_GIVEN REQUEST:_
Return the entries below verbatim. Pictures stay out.

--- Start DATA PROVIDED ---

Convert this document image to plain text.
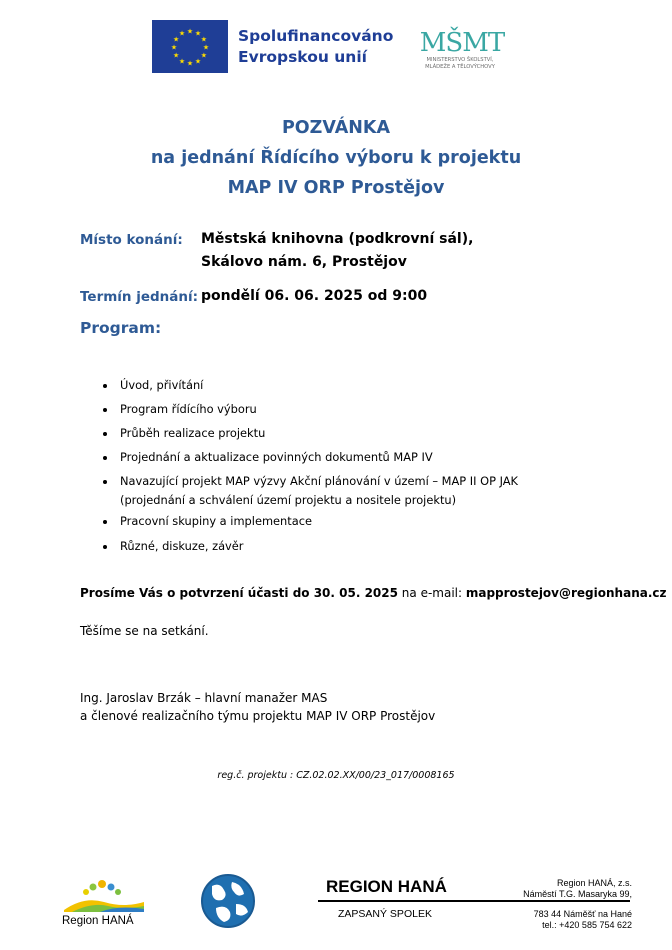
★ ★
★
★
★
★
★
★
★
★
★
★	Spolufinancováno
Evropskou unií	MŠMT
MINISTERSTVO ŠKOLSTVÍ,
MLÁDEŽE A TĚLOVÝCHOVY
POZVÁNKA
na jednání Řídícího výboru k projektu
MAP IV ORP Prostějov
Místo konání: Městská knihovna (podkrovní sál),
Skálovo nám. 6, Prostějov
Termín jednání: pondělí 06. 06. 2025 od 9:00
Program:
Úvod, přivítání
Program řídícího výboru
Průběh realizace projektu
Projednání a aktualizace povinných dokumentů MAP IV
Navazující projekt MAP výzvy Akční plánování v území – MAP II OP JAK
(projednání a schválení území projektu a nositele projektu)
Pracovní skupiny a implementace
Různé, diskuze, závěr
Prosíme Vás o potvrzení účasti do 30. 05. 2025 na e-mail: mapprostejov@regionhana.cz
Těšíme se na setkání.
Ing. Jaroslav Brzák – hlavní manažer MAS
a členové realizačního týmu projektu MAP IV ORP Prostějov
reg.č. projektu : CZ.02.02.XX/00/23_017/0008165
Region HANÁ
REGION HANÁ
ZAPSANÝ SPOLEK
Region HANÁ, z.s.
Náměstí T.G. Masaryka 99,
783 44 Náměšť na Hané
tel.: +420 585 754 622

--- End DATA PROVIDED ---

_SOLUTION TO THIS TASK:_
Convert this document image to plain text.
★ ★
★
★
★
★
★
★
★
★
★
★	Spolufinancováno
Evropskou unií	MŠMT
MINISTERSTVO ŠKOLSTVÍ,
MLÁDEŽE A TĚLOVÝCHOVY
POZVÁNKA
na jednání Řídícího výboru k projektu
MAP IV ORP Prostějov
Místo konání: Městská knihovna (podkrovní sál),
Skálovo nám. 6, Prostějov
Termín jednání: pondělí 06. 06. 2025 od 9:00
Program:
Úvod, přivítání
Program řídícího výboru
Průběh realizace projektu
Projednání a aktualizace povinných dokumentů MAP IV
Navazující projekt MAP výzvy Akční plánování v území – MAP II OP JAK
(projednání a schválení území projektu a nositele projektu)
Pracovní skupiny a implementace
Různé, diskuze, závěr
Prosíme Vás o potvrzení účasti do 30. 05. 2025 na e-mail: mapprostejov@regionhana.cz
Těšíme se na setkání.
Ing. Jaroslav Brzák – hlavní manažer MAS
a členové realizačního týmu projektu MAP IV ORP Prostějov
reg.č. projektu : CZ.02.02.XX/00/23_017/0008165
Region HANÁ
REGION HANÁ
ZAPSANÝ SPOLEK
Region HANÁ, z.s.
Náměstí T.G. Masaryka 99,
783 44 Náměšť na Hané
tel.: +420 585 754 622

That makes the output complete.